Search the records for the word "blood" and report each line that has it.

** begin **

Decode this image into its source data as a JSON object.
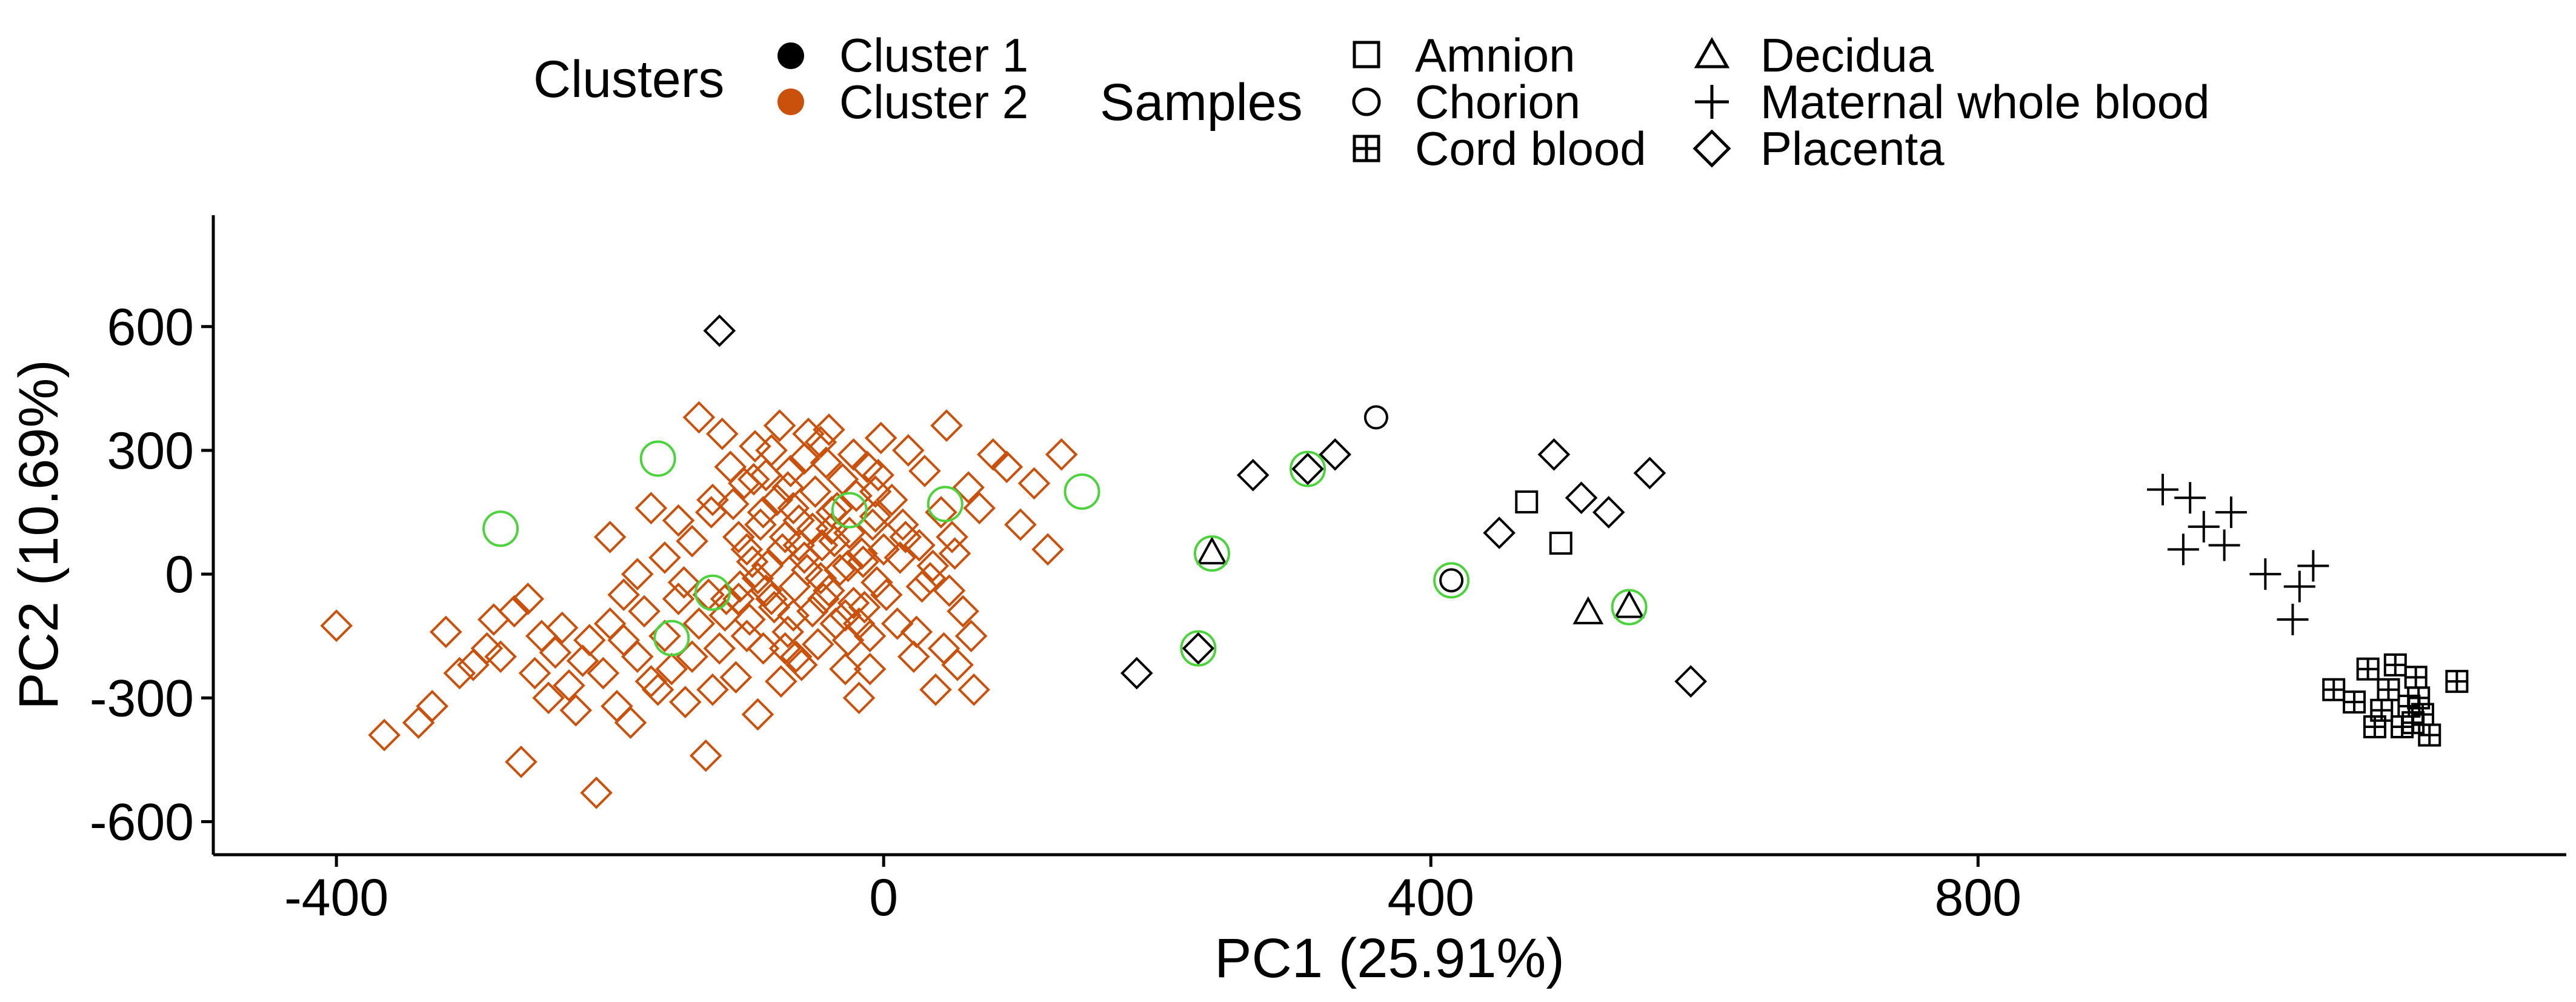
{
  "colors": {
    "cluster_1": "#000000",
    "cluster_2": "#C9510C",
    "highlight_ring": "#4CD23C",
    "axis": "#000000",
    "background": "#FFFFFF"
  },
  "legend": {
    "clusters_title": "Clusters",
    "clusters": [
      {
        "label": "Cluster 1",
        "key": "c1"
      },
      {
        "label": "Cluster 2",
        "key": "c2"
      }
    ],
    "samples_title": "Samples",
    "samples": [
      {
        "label": "Amnion",
        "shape": "square"
      },
      {
        "label": "Chorion",
        "shape": "circle"
      },
      {
        "label": "Cord blood",
        "shape": "square-plus"
      },
      {
        "label": "Decidua",
        "shape": "triangle"
      },
      {
        "label": "Maternal whole blood",
        "shape": "plus"
      },
      {
        "label": "Placenta",
        "shape": "diamond"
      }
    ]
  },
  "chart_data": {
    "type": "scatter",
    "xlabel": "PC1 (25.91%)",
    "ylabel": "PC2 (10.69%)",
    "xlim": [
      -490,
      1230
    ],
    "ylim": [
      -680,
      870
    ],
    "xticks": [
      -400,
      0,
      400,
      800
    ],
    "yticks": [
      600,
      300,
      0,
      -300,
      -600
    ],
    "grid": false,
    "legend_position": "top",
    "series": [
      {
        "name": "Cluster 2",
        "color_key": "cluster_2",
        "shape": "diamond",
        "points": [
          [
            -400,
            -125
          ],
          [
            -365,
            -390
          ],
          [
            -340,
            -360
          ],
          [
            -330,
            -320
          ],
          [
            -320,
            -140
          ],
          [
            -310,
            -240
          ],
          [
            -300,
            -220
          ],
          [
            -290,
            -180
          ],
          [
            -285,
            -110
          ],
          [
            -280,
            -200
          ],
          [
            -270,
            -90
          ],
          [
            -265,
            -455
          ],
          [
            -260,
            -60
          ],
          [
            -255,
            -240
          ],
          [
            -250,
            -150
          ],
          [
            -245,
            -300
          ],
          [
            -240,
            -190
          ],
          [
            -235,
            -130
          ],
          [
            -230,
            -270
          ],
          [
            -225,
            -330
          ],
          [
            -220,
            -210
          ],
          [
            -215,
            -160
          ],
          [
            -210,
            -530
          ],
          [
            -205,
            -240
          ],
          [
            -200,
            -120
          ],
          [
            -195,
            -320
          ],
          [
            -190,
            -160
          ],
          [
            -185,
            -360
          ],
          [
            -180,
            -200
          ],
          [
            -175,
            -90
          ],
          [
            -170,
            -260
          ],
          [
            -165,
            -280
          ],
          [
            -160,
            -150
          ],
          [
            -155,
            -230
          ],
          [
            -150,
            -60
          ],
          [
            -145,
            -310
          ],
          [
            -140,
            -200
          ],
          [
            -135,
            -120
          ],
          [
            -130,
            -440
          ],
          [
            -125,
            -280
          ],
          [
            -120,
            -180
          ],
          [
            -115,
            -60
          ],
          [
            -110,
            170
          ],
          [
            -108,
            -250
          ],
          [
            -105,
            -30
          ],
          [
            -100,
            60
          ],
          [
            -98,
            -110
          ],
          [
            -95,
            230
          ],
          [
            -92,
            -340
          ],
          [
            -90,
            120
          ],
          [
            -88,
            -180
          ],
          [
            -85,
            20
          ],
          [
            -82,
            300
          ],
          [
            -80,
            -80
          ],
          [
            -78,
            180
          ],
          [
            -75,
            -260
          ],
          [
            -72,
            90
          ],
          [
            -70,
            -140
          ],
          [
            -68,
            250
          ],
          [
            -65,
            -30
          ],
          [
            -62,
            130
          ],
          [
            -60,
            -220
          ],
          [
            -58,
            40
          ],
          [
            -55,
            340
          ],
          [
            -52,
            -90
          ],
          [
            -50,
            200
          ],
          [
            -48,
            -170
          ],
          [
            -45,
            70
          ],
          [
            -42,
            270
          ],
          [
            -40,
            -40
          ],
          [
            -38,
            150
          ],
          [
            -35,
            -120
          ],
          [
            -32,
            10
          ],
          [
            -30,
            230
          ],
          [
            -28,
            -230
          ],
          [
            -25,
            100
          ],
          [
            -22,
            -70
          ],
          [
            -20,
            190
          ],
          [
            -18,
            -300
          ],
          [
            -15,
            30
          ],
          [
            -12,
            260
          ],
          [
            -10,
            -150
          ],
          [
            -8,
            120
          ],
          [
            -5,
            -20
          ],
          [
            -2,
            330
          ],
          [
            0,
            60
          ],
          [
            -135,
            380
          ],
          [
            -125,
            180
          ],
          [
            -118,
            340
          ],
          [
            -112,
            260
          ],
          [
            -106,
            90
          ],
          [
            -100,
            -150
          ],
          [
            -94,
            310
          ],
          [
            -88,
            150
          ],
          [
            -82,
            -60
          ],
          [
            -76,
            360
          ],
          [
            -70,
            210
          ],
          [
            -64,
            -200
          ],
          [
            -58,
            280
          ],
          [
            -52,
            110
          ],
          [
            -46,
            -10
          ],
          [
            -40,
            350
          ],
          [
            -34,
            160
          ],
          [
            -28,
            -100
          ],
          [
            -22,
            290
          ],
          [
            -16,
            50
          ],
          [
            -10,
            -230
          ],
          [
            -4,
            240
          ],
          [
            2,
            -50
          ],
          [
            6,
            180
          ],
          [
            10,
            -120
          ],
          [
            14,
            120
          ],
          [
            18,
            300
          ],
          [
            22,
            -200
          ],
          [
            26,
            70
          ],
          [
            30,
            250
          ],
          [
            34,
            -10
          ],
          [
            38,
            -280
          ],
          [
            42,
            150
          ],
          [
            46,
            360
          ],
          [
            50,
            90
          ],
          [
            54,
            -220
          ],
          [
            58,
            -90
          ],
          [
            62,
            210
          ],
          [
            66,
            -280
          ],
          [
            70,
            160
          ],
          [
            80,
            290
          ],
          [
            90,
            260
          ],
          [
            100,
            120
          ],
          [
            110,
            220
          ],
          [
            120,
            60
          ],
          [
            130,
            290
          ],
          [
            -96,
            30
          ],
          [
            -86,
            -40
          ],
          [
            -74,
            60
          ],
          [
            -66,
            -100
          ],
          [
            -56,
            10
          ],
          [
            -44,
            -60
          ],
          [
            -36,
            80
          ],
          [
            -26,
            20
          ],
          [
            -14,
            -80
          ],
          [
            -6,
            140
          ],
          [
            12,
            40
          ],
          [
            24,
            -140
          ],
          [
            36,
            20
          ],
          [
            48,
            -40
          ],
          [
            -140,
            80
          ],
          [
            -150,
            130
          ],
          [
            -160,
            40
          ],
          [
            -170,
            160
          ],
          [
            -180,
            0
          ],
          [
            -190,
            -50
          ],
          [
            -200,
            90
          ],
          [
            -102,
            220
          ],
          [
            -92,
            -10
          ],
          [
            -72,
            -180
          ],
          [
            -62,
            70
          ],
          [
            -38,
            110
          ],
          [
            -18,
            -120
          ],
          [
            -116,
            -100
          ],
          [
            -106,
            -60
          ],
          [
            -126,
            150
          ],
          [
            -146,
            -20
          ],
          [
            -86,
            240
          ],
          [
            -66,
            160
          ],
          [
            -46,
            320
          ],
          [
            -26,
            -160
          ],
          [
            -6,
            200
          ],
          [
            16,
            90
          ],
          [
            28,
            -30
          ],
          [
            44,
            -180
          ],
          [
            52,
            50
          ],
          [
            64,
            -150
          ],
          [
            -128,
            -50
          ]
        ]
      },
      {
        "name": "Cluster 1",
        "color_key": "cluster_1",
        "points": [
          {
            "x": -120,
            "y": 590,
            "shape": "diamond"
          },
          {
            "x": 185,
            "y": -240,
            "shape": "diamond"
          },
          {
            "x": 230,
            "y": -180,
            "shape": "diamond"
          },
          {
            "x": 240,
            "y": 50,
            "shape": "triangle"
          },
          {
            "x": 270,
            "y": 240,
            "shape": "diamond"
          },
          {
            "x": 310,
            "y": 255,
            "shape": "diamond"
          },
          {
            "x": 330,
            "y": 290,
            "shape": "diamond"
          },
          {
            "x": 360,
            "y": 380,
            "shape": "circle"
          },
          {
            "x": 415,
            "y": -15,
            "shape": "circle"
          },
          {
            "x": 450,
            "y": 100,
            "shape": "diamond"
          },
          {
            "x": 470,
            "y": 175,
            "shape": "square"
          },
          {
            "x": 490,
            "y": 290,
            "shape": "diamond"
          },
          {
            "x": 495,
            "y": 75,
            "shape": "square"
          },
          {
            "x": 510,
            "y": 185,
            "shape": "diamond"
          },
          {
            "x": 515,
            "y": -95,
            "shape": "triangle"
          },
          {
            "x": 530,
            "y": 150,
            "shape": "diamond"
          },
          {
            "x": 545,
            "y": -80,
            "shape": "triangle"
          },
          {
            "x": 560,
            "y": 245,
            "shape": "diamond"
          },
          {
            "x": 590,
            "y": -260,
            "shape": "diamond"
          },
          {
            "x": 935,
            "y": 205,
            "shape": "plus"
          },
          {
            "x": 950,
            "y": 60,
            "shape": "plus"
          },
          {
            "x": 955,
            "y": 185,
            "shape": "plus"
          },
          {
            "x": 965,
            "y": 115,
            "shape": "plus"
          },
          {
            "x": 980,
            "y": 70,
            "shape": "plus"
          },
          {
            "x": 985,
            "y": 150,
            "shape": "plus"
          },
          {
            "x": 1010,
            "y": 0,
            "shape": "plus"
          },
          {
            "x": 1030,
            "y": -110,
            "shape": "plus"
          },
          {
            "x": 1035,
            "y": -30,
            "shape": "plus"
          },
          {
            "x": 1045,
            "y": 20,
            "shape": "plus"
          },
          {
            "x": 1060,
            "y": -280,
            "shape": "square-plus"
          },
          {
            "x": 1075,
            "y": -310,
            "shape": "square-plus"
          },
          {
            "x": 1085,
            "y": -230,
            "shape": "square-plus"
          },
          {
            "x": 1090,
            "y": -370,
            "shape": "square-plus"
          },
          {
            "x": 1095,
            "y": -330,
            "shape": "square-plus"
          },
          {
            "x": 1100,
            "y": -280,
            "shape": "square-plus"
          },
          {
            "x": 1105,
            "y": -220,
            "shape": "square-plus"
          },
          {
            "x": 1110,
            "y": -370,
            "shape": "square-plus"
          },
          {
            "x": 1115,
            "y": -320,
            "shape": "square-plus"
          },
          {
            "x": 1118,
            "y": -360,
            "shape": "square-plus"
          },
          {
            "x": 1120,
            "y": -250,
            "shape": "square-plus"
          },
          {
            "x": 1122,
            "y": -300,
            "shape": "square-plus"
          },
          {
            "x": 1125,
            "y": -340,
            "shape": "square-plus"
          },
          {
            "x": 1130,
            "y": -390,
            "shape": "square-plus"
          },
          {
            "x": 1150,
            "y": -260,
            "shape": "square-plus"
          }
        ]
      }
    ],
    "highlighted_points": [
      [
        -280,
        110
      ],
      [
        -165,
        280
      ],
      [
        -155,
        -155
      ],
      [
        -125,
        -45
      ],
      [
        -25,
        155
      ],
      [
        45,
        170
      ],
      [
        145,
        200
      ],
      [
        230,
        -180
      ],
      [
        240,
        50
      ],
      [
        310,
        255
      ],
      [
        415,
        -15
      ],
      [
        545,
        -80
      ]
    ]
  }
}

** end **

* [WRITTEN REPLY]
        "label": "Cord blood",
        "label": "Maternal whole blood",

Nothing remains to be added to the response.